===== RECORD EXTRACTS
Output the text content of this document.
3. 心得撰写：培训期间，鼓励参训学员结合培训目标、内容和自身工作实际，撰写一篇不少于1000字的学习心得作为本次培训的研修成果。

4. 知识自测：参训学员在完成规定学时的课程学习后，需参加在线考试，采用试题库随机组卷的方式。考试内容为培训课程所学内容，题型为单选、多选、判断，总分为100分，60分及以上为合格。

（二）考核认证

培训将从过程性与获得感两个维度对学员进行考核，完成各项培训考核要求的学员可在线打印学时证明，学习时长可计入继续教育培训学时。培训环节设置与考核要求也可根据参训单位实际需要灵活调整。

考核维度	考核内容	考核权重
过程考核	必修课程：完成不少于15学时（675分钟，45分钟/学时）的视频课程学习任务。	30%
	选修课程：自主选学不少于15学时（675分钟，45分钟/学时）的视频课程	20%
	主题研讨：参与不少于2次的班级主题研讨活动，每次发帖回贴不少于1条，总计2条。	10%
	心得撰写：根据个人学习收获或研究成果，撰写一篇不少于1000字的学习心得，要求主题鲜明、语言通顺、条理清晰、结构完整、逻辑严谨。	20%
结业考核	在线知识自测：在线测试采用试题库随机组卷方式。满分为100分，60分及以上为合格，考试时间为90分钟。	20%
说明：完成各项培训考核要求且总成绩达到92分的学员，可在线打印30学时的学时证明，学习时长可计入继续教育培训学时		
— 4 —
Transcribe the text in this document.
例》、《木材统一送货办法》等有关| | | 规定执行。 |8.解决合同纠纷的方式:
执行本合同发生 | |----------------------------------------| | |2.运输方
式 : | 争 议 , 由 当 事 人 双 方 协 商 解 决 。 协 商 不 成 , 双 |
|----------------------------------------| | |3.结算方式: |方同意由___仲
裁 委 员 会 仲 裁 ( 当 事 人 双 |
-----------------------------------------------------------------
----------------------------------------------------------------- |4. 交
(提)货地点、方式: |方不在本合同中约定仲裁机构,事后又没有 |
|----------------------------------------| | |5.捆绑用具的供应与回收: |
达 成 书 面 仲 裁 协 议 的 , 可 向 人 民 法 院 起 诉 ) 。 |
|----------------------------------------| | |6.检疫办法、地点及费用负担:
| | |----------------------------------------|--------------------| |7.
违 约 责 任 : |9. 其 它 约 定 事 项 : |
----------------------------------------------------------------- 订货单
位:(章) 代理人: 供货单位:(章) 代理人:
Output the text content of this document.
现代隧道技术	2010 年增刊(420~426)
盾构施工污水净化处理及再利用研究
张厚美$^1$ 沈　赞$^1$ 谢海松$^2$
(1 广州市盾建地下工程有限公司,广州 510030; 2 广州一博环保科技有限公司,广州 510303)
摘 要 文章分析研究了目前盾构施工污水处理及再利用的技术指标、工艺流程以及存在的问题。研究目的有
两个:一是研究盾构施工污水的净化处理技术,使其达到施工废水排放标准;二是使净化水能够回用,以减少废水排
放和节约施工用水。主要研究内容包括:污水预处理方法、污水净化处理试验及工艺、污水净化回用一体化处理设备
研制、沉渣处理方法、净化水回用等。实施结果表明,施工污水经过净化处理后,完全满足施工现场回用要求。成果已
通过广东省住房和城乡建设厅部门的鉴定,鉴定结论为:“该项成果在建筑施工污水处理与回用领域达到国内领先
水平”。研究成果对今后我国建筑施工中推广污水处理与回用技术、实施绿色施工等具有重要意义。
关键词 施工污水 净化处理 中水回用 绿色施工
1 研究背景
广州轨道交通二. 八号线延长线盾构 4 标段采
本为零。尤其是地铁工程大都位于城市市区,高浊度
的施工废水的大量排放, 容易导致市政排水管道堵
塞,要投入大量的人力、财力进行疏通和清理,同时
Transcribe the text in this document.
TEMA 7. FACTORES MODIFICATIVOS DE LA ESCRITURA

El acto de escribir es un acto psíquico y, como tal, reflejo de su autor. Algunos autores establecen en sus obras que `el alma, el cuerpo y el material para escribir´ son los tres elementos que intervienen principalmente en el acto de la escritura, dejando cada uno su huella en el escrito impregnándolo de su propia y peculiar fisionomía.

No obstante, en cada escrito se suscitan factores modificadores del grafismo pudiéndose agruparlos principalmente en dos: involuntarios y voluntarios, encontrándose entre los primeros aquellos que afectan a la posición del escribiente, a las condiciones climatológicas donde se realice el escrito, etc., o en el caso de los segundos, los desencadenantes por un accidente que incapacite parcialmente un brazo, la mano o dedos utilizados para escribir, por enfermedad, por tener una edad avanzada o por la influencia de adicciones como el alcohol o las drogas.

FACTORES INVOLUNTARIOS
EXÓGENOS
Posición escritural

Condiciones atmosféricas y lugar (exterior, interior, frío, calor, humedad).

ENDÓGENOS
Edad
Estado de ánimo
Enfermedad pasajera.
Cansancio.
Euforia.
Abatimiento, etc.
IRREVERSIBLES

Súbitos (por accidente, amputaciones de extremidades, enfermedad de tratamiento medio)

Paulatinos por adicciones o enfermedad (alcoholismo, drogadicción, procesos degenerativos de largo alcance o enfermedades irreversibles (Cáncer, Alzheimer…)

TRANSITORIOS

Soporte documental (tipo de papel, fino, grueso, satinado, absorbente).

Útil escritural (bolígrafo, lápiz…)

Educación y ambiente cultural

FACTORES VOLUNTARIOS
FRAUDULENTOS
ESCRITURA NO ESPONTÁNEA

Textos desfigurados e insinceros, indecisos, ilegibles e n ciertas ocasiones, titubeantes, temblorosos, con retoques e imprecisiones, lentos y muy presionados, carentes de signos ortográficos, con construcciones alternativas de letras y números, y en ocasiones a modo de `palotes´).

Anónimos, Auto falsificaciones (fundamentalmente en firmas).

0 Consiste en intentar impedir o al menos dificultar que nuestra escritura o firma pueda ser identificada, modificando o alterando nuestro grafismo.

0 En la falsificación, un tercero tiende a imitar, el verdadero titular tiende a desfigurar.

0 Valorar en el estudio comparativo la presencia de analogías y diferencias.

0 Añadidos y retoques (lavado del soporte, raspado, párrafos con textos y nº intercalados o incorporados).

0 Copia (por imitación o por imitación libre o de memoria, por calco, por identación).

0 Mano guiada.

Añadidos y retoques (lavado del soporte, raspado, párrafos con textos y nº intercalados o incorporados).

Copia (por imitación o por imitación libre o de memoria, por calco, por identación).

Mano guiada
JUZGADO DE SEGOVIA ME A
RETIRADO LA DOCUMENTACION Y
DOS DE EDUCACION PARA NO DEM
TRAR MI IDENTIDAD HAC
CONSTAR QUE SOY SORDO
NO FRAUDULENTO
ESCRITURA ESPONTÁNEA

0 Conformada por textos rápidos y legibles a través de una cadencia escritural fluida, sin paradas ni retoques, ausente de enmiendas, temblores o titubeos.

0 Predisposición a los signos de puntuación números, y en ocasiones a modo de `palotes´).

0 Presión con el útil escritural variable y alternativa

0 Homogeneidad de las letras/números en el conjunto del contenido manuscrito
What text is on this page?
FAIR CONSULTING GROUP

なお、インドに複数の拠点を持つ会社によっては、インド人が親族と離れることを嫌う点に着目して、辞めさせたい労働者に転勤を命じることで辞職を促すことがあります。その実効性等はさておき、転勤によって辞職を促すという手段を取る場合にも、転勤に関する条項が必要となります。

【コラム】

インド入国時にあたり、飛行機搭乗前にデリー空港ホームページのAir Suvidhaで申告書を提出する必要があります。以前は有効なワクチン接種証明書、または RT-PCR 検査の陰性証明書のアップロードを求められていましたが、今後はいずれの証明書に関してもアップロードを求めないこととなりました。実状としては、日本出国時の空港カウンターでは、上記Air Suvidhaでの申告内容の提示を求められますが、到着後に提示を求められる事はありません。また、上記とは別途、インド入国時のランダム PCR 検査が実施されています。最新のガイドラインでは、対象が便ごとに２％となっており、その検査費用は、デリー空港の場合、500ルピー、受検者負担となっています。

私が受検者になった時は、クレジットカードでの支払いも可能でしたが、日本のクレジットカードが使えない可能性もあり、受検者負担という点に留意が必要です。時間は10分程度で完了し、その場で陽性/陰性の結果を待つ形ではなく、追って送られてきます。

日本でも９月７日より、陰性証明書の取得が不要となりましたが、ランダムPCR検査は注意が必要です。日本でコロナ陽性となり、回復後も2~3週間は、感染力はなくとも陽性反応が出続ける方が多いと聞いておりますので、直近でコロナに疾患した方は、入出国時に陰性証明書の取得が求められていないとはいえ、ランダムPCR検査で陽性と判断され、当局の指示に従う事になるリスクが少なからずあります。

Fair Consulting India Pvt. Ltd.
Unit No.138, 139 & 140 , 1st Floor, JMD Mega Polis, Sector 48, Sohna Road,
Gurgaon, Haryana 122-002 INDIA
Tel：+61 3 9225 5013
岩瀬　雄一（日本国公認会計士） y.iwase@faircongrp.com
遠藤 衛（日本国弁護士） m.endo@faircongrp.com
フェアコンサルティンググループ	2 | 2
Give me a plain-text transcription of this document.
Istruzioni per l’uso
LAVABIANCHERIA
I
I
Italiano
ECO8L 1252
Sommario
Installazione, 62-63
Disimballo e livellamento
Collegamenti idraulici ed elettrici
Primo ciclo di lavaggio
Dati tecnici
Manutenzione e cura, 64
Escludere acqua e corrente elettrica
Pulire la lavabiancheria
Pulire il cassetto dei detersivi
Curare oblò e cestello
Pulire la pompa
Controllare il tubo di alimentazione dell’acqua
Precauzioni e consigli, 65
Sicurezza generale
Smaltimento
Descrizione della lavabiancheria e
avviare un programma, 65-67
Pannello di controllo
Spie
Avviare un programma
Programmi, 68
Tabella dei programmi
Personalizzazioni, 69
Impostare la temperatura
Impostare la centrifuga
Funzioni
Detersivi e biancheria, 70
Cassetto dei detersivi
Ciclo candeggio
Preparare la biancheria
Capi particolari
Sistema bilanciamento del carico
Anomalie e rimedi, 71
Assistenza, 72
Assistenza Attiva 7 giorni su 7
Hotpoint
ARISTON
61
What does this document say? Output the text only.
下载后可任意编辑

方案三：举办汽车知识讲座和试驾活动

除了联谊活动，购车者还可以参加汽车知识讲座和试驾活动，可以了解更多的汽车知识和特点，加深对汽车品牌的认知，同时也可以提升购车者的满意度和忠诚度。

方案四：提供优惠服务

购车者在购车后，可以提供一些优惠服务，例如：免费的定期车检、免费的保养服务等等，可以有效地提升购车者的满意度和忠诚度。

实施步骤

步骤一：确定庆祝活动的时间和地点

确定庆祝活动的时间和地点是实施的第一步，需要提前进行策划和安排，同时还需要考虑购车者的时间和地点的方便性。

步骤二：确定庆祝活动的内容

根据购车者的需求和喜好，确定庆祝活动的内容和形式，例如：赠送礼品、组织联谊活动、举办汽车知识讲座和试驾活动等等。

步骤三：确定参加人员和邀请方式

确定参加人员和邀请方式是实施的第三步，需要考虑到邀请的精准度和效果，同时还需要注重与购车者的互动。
==========
> _REQUEST_
Look through the entries above for the word "What". Copy every line where it shows up.

> _SOLUTION TO THIS EXERCISE_
What text is on this page?
What does this document say? Output the text only.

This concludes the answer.